Records for processing —
··········

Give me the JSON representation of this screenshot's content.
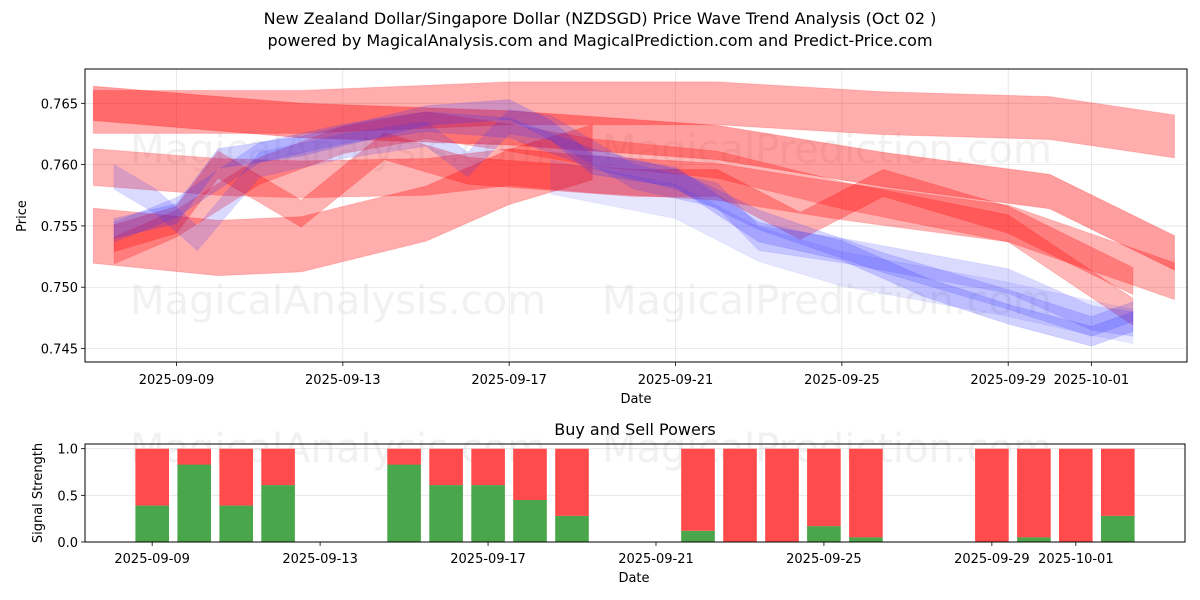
{
  "header": {
    "title": "New Zealand Dollar/Singapore Dollar (NZDSGD) Price Wave Trend Analysis (Oct 02 )",
    "subtitle": "powered by MagicalAnalysis.com and MagicalPrediction.com and Predict-Price.com"
  },
  "watermarks": [
    "MagicalAnalysis.com",
    "MagicalPrediction.com"
  ],
  "colors": {
    "buy": "#4aa64a",
    "sell": "#ff4b4b",
    "band_red": "#ff0000",
    "band_blue": "#3333ff"
  },
  "chart_data": [
    {
      "type": "area",
      "title": "",
      "xlabel": "Date",
      "ylabel": "Price",
      "xlim": [
        "2025-09-06.8",
        "2025-10-03.3"
      ],
      "ylim": [
        0.7439,
        0.7678
      ],
      "grid": true,
      "xticks": [
        "2025-09-09",
        "2025-09-13",
        "2025-09-17",
        "2025-09-21",
        "2025-09-25",
        "2025-09-29",
        "2025-10-01"
      ],
      "yticks": [
        "0.745",
        "0.750",
        "0.755",
        "0.760",
        "0.765"
      ],
      "series": [
        {
          "name": "red-wide-top",
          "color": "red",
          "alpha": 0.32,
          "width": 0.0035,
          "x": [
            "2025-09-07",
            "2025-09-12",
            "2025-09-17",
            "2025-09-22",
            "2025-09-26",
            "2025-09-30",
            "2025-10-03"
          ],
          "y": [
            0.7643,
            0.7643,
            0.765,
            0.765,
            0.7642,
            0.7638,
            0.7623
          ]
        },
        {
          "name": "red-wide-bottom",
          "color": "red",
          "alpha": 0.32,
          "width": 0.0045,
          "x": [
            "2025-09-07",
            "2025-09-10",
            "2025-09-12",
            "2025-09-15",
            "2025-09-17",
            "2025-09-19"
          ],
          "y": [
            0.7542,
            0.7532,
            0.7535,
            0.756,
            0.759,
            0.761
          ]
        },
        {
          "name": "red-dark-upper",
          "color": "red",
          "alpha": 0.38,
          "width": 0.0028,
          "x": [
            "2025-09-07",
            "2025-09-12",
            "2025-09-17",
            "2025-09-22",
            "2025-09-26",
            "2025-09-30",
            "2025-10-03"
          ],
          "y": [
            0.765,
            0.7636,
            0.763,
            0.7618,
            0.7596,
            0.7578,
            0.7528
          ]
        },
        {
          "name": "red-mid-1",
          "color": "red",
          "alpha": 0.3,
          "width": 0.003,
          "x": [
            "2025-09-07",
            "2025-09-10",
            "2025-09-12",
            "2025-09-15",
            "2025-09-17",
            "2025-09-19",
            "2025-09-22",
            "2025-09-25",
            "2025-09-29",
            "2025-10-03"
          ],
          "y": [
            0.7598,
            0.759,
            0.7588,
            0.759,
            0.7598,
            0.7592,
            0.7586,
            0.757,
            0.7552,
            0.7505
          ]
        },
        {
          "name": "red-wave-1",
          "color": "red",
          "alpha": 0.3,
          "width": 0.0022,
          "x": [
            "2025-09-07.5",
            "2025-09-09",
            "2025-09-10",
            "2025-09-12",
            "2025-09-14",
            "2025-09-16",
            "2025-09-18",
            "2025-09-20",
            "2025-09-22",
            "2025-09-24",
            "2025-09-26",
            "2025-09-29",
            "2025-10-02"
          ],
          "y": [
            0.754,
            0.7555,
            0.76,
            0.756,
            0.7615,
            0.7595,
            0.759,
            0.7585,
            0.7585,
            0.755,
            0.7585,
            0.7555,
            0.7505
          ]
        },
        {
          "name": "red-wave-2",
          "color": "red",
          "alpha": 0.28,
          "width": 0.0022,
          "x": [
            "2025-09-07.5",
            "2025-09-09",
            "2025-09-11",
            "2025-09-13",
            "2025-09-15",
            "2025-09-17",
            "2025-09-19",
            "2025-09-22",
            "2025-09-25",
            "2025-09-29",
            "2025-10-02"
          ],
          "y": [
            0.753,
            0.7552,
            0.7595,
            0.762,
            0.7632,
            0.7622,
            0.761,
            0.76,
            0.7575,
            0.7548,
            0.748
          ]
        },
        {
          "name": "blue-wave-1",
          "color": "blue",
          "alpha": 0.18,
          "width": 0.002,
          "x": [
            "2025-09-07.5",
            "2025-09-08.5",
            "2025-09-09.5",
            "2025-09-11",
            "2025-09-13",
            "2025-09-15",
            "2025-09-16",
            "2025-09-17",
            "2025-09-18",
            "2025-09-20",
            "2025-09-22",
            "2025-09-23",
            "2025-09-25",
            "2025-09-29",
            "2025-10-01",
            "2025-10-02"
          ],
          "y": [
            0.759,
            0.757,
            0.754,
            0.76,
            0.7615,
            0.7625,
            0.76,
            0.7635,
            0.763,
            0.759,
            0.7575,
            0.754,
            0.753,
            0.7505,
            0.7475,
            0.747
          ]
        },
        {
          "name": "blue-wave-2",
          "color": "blue",
          "alpha": 0.22,
          "width": 0.0016,
          "x": [
            "2025-09-07.5",
            "2025-09-09",
            "2025-09-10",
            "2025-09-12",
            "2025-09-15",
            "2025-09-17",
            "2025-09-18",
            "2025-09-19",
            "2025-09-21",
            "2025-09-23",
            "2025-09-25",
            "2025-09-27",
            "2025-09-29",
            "2025-10-01",
            "2025-10-02"
          ],
          "y": [
            0.7548,
            0.756,
            0.7605,
            0.7615,
            0.764,
            0.7645,
            0.7628,
            0.76,
            0.759,
            0.7545,
            0.753,
            0.75,
            0.7478,
            0.746,
            0.7472
          ]
        },
        {
          "name": "blue-wave-3",
          "color": "blue",
          "alpha": 0.2,
          "width": 0.0016,
          "x": [
            "2025-09-07.5",
            "2025-09-09",
            "2025-09-11",
            "2025-09-13",
            "2025-09-15",
            "2025-09-17",
            "2025-09-19",
            "2025-09-21",
            "2025-09-23",
            "2025-09-26",
            "2025-09-29",
            "2025-10-01",
            "2025-10-02"
          ],
          "y": [
            0.7545,
            0.7565,
            0.761,
            0.7625,
            0.7635,
            0.763,
            0.7605,
            0.7588,
            0.7555,
            0.752,
            0.749,
            0.7468,
            0.748
          ]
        },
        {
          "name": "blue-light-lower",
          "color": "blue",
          "alpha": 0.12,
          "width": 0.0028,
          "x": [
            "2025-09-18",
            "2025-09-21",
            "2025-09-23",
            "2025-09-25",
            "2025-09-29",
            "2025-10-01",
            "2025-10-02"
          ],
          "y": [
            0.759,
            0.757,
            0.7535,
            0.7515,
            0.749,
            0.7475,
            0.7468
          ]
        }
      ]
    },
    {
      "type": "bar",
      "title": "Buy and Sell Powers",
      "xlabel": "Date",
      "ylabel": "Signal Strength",
      "ylim": [
        0.0,
        1.05
      ],
      "xlim": [
        "2025-09-07.4",
        "2025-10-03.6"
      ],
      "grid": true,
      "xticks": [
        "2025-09-09",
        "2025-09-13",
        "2025-09-17",
        "2025-09-21",
        "2025-09-25",
        "2025-09-29",
        "2025-10-01"
      ],
      "yticks": [
        "0.0",
        "0.5",
        "1.0"
      ],
      "categories": [
        "2025-09-09",
        "2025-09-10",
        "2025-09-11",
        "2025-09-12",
        "2025-09-15",
        "2025-09-16",
        "2025-09-17",
        "2025-09-18",
        "2025-09-19",
        "2025-09-22",
        "2025-09-23",
        "2025-09-24",
        "2025-09-25",
        "2025-09-26",
        "2025-09-29",
        "2025-09-30",
        "2025-10-01",
        "2025-10-02"
      ],
      "series": [
        {
          "name": "Buy",
          "color": "#4aa64a",
          "values": [
            0.39,
            0.83,
            0.39,
            0.61,
            0.83,
            0.61,
            0.61,
            0.45,
            0.28,
            0.12,
            0.0,
            0.0,
            0.17,
            0.05,
            0.0,
            0.05,
            0.0,
            0.28
          ]
        },
        {
          "name": "Sell",
          "color": "#ff4b4b",
          "values": [
            0.61,
            0.17,
            0.61,
            0.39,
            0.17,
            0.39,
            0.39,
            0.55,
            0.72,
            0.88,
            1.0,
            1.0,
            0.83,
            0.95,
            1.0,
            0.95,
            1.0,
            0.72
          ]
        }
      ]
    }
  ]
}
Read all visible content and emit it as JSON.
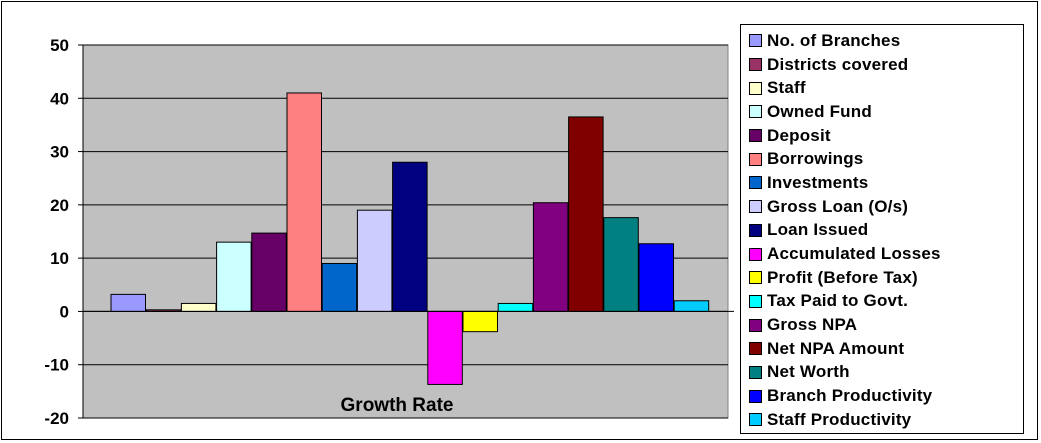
{
  "chart_data": {
    "type": "bar",
    "title": "Growth Rate",
    "xlabel": "",
    "ylabel": "",
    "ylim": [
      -20,
      50
    ],
    "yticks": [
      -20,
      -10,
      0,
      10,
      20,
      30,
      40,
      50
    ],
    "grid": true,
    "legend_position": "right",
    "series": [
      {
        "name": "No. of Branches",
        "value": 3.2,
        "color": "#9999ff"
      },
      {
        "name": "Districts covered",
        "value": 0.3,
        "color": "#993366"
      },
      {
        "name": "Staff",
        "value": 1.5,
        "color": "#ffffcc"
      },
      {
        "name": "Owned Fund",
        "value": 13,
        "color": "#ccffff"
      },
      {
        "name": "Deposit",
        "value": 14.7,
        "color": "#660066"
      },
      {
        "name": "Borrowings",
        "value": 41,
        "color": "#ff8080"
      },
      {
        "name": "Investments",
        "value": 9,
        "color": "#0066cc"
      },
      {
        "name": "Gross Loan (O/s)",
        "value": 19,
        "color": "#ccccff"
      },
      {
        "name": "Loan Issued",
        "value": 28,
        "color": "#000080"
      },
      {
        "name": "Accumulated Losses",
        "value": -13.7,
        "color": "#ff00ff"
      },
      {
        "name": "Profit (Before Tax)",
        "value": -3.8,
        "color": "#ffff00"
      },
      {
        "name": "Tax Paid to Govt.",
        "value": 1.5,
        "color": "#00ffff"
      },
      {
        "name": "Gross NPA",
        "value": 20.4,
        "color": "#800080"
      },
      {
        "name": "Net NPA Amount",
        "value": 36.5,
        "color": "#800000"
      },
      {
        "name": "Net Worth",
        "value": 17.6,
        "color": "#008080"
      },
      {
        "name": "Branch Productivity",
        "value": 12.7,
        "color": "#0000ff"
      },
      {
        "name": "Staff Productivity",
        "value": 2,
        "color": "#00ccff"
      }
    ],
    "plot_background": "#c0c0c0"
  }
}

··········

Direction — Check each line of the entries above, and show every one holding the word "MagicalPrediction".

Solution for this task —
    "subtitle": "powered by MagicalAnalysis.com and MagicalPrediction.com and Predict-Price.com"
    "MagicalPrediction.com"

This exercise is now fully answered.